• [What is expected]: Pick out every line in the data below that holds "Change".
--- Start of Data to use ---
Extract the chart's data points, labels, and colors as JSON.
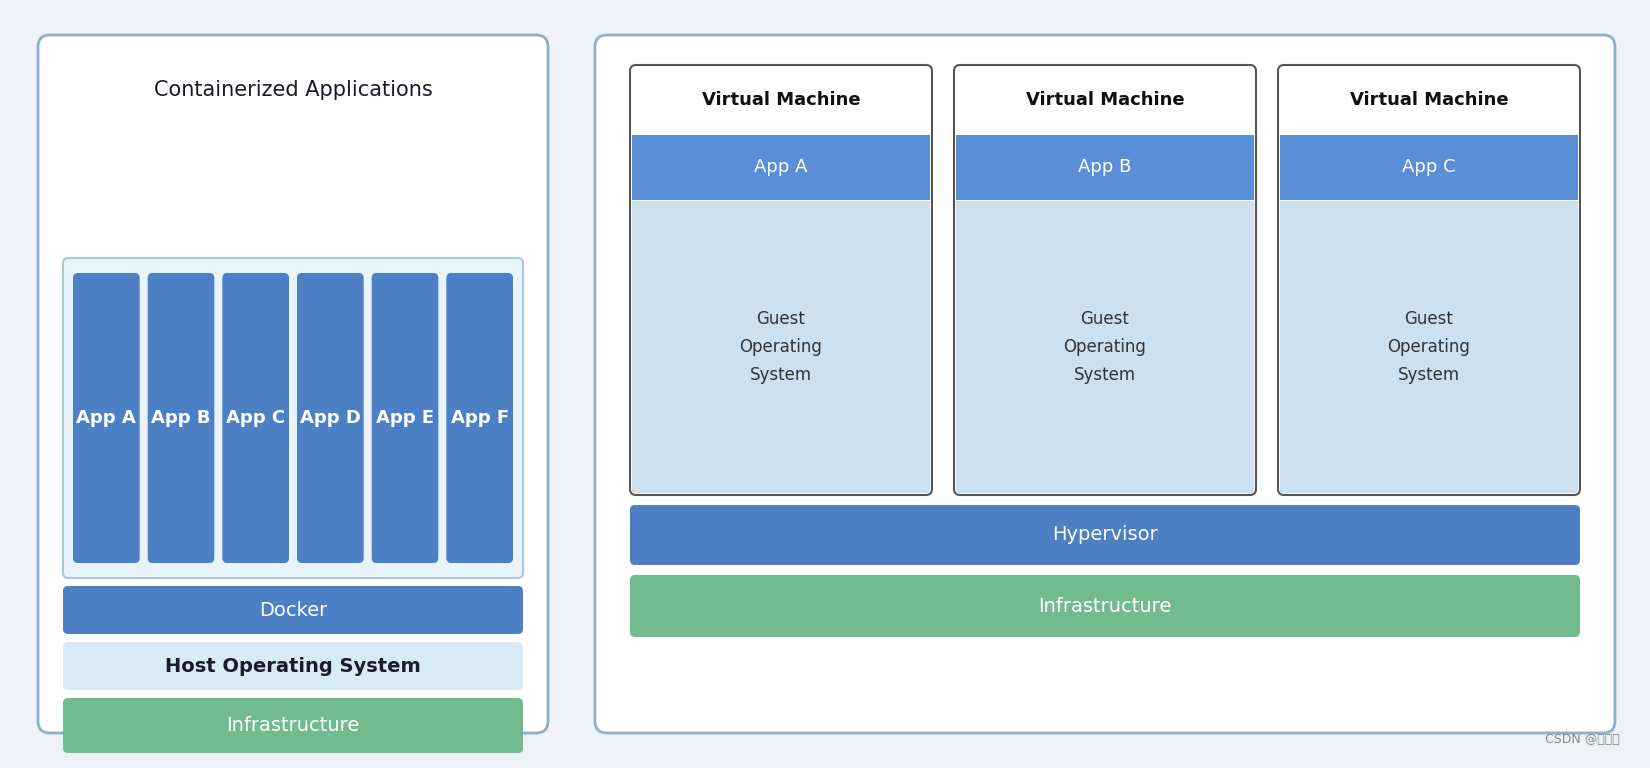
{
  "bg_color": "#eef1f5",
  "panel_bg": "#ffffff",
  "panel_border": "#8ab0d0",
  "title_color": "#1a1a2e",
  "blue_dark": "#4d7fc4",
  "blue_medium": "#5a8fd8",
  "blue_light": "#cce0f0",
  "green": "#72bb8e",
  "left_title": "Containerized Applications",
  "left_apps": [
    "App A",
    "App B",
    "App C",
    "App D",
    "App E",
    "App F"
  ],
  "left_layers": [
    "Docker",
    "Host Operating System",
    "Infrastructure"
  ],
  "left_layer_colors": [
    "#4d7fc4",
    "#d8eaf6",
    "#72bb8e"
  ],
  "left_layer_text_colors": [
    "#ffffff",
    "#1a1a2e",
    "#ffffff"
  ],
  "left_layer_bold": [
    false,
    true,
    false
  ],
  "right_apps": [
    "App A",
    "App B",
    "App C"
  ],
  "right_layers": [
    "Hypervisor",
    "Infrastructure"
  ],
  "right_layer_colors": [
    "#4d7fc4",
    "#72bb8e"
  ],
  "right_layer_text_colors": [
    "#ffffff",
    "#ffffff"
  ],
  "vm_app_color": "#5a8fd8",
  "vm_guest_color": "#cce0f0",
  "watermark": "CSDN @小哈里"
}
--- End of Data to use ---
--- Start of Data to use ---
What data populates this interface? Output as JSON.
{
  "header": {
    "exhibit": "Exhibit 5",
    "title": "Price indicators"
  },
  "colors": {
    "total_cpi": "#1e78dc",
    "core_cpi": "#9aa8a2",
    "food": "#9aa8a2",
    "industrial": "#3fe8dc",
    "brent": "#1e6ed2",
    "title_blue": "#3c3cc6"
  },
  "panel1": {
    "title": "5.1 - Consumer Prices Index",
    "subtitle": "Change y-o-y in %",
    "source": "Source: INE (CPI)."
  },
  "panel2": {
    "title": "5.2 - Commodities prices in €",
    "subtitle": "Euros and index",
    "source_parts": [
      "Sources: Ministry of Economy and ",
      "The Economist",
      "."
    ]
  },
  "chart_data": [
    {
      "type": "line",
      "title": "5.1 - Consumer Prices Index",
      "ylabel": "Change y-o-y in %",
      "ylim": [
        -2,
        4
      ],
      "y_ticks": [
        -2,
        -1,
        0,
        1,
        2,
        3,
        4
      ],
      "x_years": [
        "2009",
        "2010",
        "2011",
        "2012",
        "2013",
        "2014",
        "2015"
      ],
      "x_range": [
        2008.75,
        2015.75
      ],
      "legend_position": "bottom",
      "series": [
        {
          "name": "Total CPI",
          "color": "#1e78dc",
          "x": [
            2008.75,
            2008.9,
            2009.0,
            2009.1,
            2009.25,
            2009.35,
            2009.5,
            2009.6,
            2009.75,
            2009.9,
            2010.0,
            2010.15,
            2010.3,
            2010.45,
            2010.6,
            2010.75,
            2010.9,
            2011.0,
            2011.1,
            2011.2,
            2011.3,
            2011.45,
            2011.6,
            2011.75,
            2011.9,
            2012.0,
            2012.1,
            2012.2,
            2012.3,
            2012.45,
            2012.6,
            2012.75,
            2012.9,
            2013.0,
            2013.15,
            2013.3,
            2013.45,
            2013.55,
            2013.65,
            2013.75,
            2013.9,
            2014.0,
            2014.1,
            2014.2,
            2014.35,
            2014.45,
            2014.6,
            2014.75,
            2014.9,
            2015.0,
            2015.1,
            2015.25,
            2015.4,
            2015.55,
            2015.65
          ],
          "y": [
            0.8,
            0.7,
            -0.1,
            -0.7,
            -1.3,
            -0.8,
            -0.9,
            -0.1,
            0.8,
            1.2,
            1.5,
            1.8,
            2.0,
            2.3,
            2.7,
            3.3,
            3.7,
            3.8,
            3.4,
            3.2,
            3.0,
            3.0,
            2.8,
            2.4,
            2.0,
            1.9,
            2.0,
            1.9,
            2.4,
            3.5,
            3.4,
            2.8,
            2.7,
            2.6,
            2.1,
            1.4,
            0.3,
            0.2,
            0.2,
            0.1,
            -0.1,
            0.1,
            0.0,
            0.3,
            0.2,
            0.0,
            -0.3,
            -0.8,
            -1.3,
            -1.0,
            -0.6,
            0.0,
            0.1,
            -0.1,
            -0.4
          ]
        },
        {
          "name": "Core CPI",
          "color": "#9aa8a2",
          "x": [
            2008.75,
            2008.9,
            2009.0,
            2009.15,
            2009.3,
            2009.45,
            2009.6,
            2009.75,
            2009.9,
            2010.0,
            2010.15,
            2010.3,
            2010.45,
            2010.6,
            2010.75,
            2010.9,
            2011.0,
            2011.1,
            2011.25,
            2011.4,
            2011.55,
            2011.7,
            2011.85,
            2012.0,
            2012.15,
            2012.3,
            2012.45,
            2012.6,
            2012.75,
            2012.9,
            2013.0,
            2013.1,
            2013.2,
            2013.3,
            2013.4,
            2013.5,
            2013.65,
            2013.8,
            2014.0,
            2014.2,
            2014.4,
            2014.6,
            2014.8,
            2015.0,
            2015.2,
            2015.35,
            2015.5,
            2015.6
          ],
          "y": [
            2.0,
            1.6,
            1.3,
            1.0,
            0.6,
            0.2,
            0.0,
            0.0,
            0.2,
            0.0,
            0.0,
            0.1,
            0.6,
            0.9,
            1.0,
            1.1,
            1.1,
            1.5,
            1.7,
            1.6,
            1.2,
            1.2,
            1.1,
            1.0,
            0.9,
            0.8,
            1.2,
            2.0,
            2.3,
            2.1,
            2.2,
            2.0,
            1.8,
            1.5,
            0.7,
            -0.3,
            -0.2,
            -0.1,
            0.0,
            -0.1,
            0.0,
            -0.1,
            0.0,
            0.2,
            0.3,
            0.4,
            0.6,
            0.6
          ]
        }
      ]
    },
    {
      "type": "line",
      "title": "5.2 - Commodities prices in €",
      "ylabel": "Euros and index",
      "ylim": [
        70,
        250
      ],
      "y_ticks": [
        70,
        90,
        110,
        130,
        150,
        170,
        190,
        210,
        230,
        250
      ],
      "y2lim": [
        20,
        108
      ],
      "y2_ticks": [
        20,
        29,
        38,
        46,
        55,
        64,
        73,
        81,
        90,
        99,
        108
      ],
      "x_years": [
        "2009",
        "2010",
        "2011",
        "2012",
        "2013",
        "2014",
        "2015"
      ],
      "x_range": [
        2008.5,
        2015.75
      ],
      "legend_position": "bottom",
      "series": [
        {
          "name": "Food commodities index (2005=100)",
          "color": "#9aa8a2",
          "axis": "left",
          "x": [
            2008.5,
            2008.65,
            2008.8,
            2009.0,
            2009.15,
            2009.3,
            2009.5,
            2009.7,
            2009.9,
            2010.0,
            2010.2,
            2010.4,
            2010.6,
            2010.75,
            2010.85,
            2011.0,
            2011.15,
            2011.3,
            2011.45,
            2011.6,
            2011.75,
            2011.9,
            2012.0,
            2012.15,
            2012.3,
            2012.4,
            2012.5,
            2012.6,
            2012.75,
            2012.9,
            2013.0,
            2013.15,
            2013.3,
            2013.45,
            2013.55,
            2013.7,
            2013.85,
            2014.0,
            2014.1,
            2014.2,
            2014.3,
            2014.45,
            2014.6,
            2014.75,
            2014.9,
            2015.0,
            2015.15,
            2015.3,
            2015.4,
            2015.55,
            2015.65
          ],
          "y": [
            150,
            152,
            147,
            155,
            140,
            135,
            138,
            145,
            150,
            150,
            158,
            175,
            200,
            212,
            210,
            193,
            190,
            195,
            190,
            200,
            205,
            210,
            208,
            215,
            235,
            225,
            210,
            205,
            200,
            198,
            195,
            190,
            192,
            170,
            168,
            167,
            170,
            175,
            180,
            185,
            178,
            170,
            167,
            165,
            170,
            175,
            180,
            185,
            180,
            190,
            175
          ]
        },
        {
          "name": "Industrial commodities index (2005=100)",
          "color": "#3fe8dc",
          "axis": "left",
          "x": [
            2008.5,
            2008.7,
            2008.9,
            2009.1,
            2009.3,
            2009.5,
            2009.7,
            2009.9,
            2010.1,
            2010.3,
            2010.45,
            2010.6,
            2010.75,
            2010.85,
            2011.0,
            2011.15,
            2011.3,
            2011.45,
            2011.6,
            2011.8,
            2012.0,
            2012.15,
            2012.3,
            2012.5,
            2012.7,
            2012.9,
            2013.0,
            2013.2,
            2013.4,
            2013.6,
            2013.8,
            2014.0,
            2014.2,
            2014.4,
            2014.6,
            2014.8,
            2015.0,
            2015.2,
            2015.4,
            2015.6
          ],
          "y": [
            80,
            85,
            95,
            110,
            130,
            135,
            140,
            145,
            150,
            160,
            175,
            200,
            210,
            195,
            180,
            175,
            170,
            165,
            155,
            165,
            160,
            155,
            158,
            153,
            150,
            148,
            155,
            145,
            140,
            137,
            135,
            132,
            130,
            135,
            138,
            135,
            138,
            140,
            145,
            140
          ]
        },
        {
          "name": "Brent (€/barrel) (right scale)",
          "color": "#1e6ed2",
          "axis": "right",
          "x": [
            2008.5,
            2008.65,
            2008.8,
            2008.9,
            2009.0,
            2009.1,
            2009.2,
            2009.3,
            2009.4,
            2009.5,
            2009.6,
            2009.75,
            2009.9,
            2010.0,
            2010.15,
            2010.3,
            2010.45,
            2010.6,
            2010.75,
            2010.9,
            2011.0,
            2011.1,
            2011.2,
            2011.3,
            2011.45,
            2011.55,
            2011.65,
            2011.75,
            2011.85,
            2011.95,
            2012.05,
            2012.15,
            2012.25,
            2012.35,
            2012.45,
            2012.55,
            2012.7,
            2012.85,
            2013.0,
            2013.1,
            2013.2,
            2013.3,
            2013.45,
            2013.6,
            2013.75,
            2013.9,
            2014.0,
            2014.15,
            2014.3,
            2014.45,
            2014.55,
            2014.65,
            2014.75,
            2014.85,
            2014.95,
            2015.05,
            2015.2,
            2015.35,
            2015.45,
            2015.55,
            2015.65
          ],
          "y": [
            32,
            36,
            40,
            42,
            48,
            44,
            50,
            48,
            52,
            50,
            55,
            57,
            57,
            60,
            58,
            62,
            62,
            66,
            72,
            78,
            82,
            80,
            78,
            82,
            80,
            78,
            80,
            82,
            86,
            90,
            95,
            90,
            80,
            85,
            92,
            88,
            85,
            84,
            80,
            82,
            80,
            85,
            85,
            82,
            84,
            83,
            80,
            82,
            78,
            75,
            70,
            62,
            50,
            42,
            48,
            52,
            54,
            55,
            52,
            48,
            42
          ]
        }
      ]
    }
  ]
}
--- End of Data to use ---
• [Solution]:
    "subtitle": "Change y-o-y in %",
      "ylabel": "Change y-o-y in %",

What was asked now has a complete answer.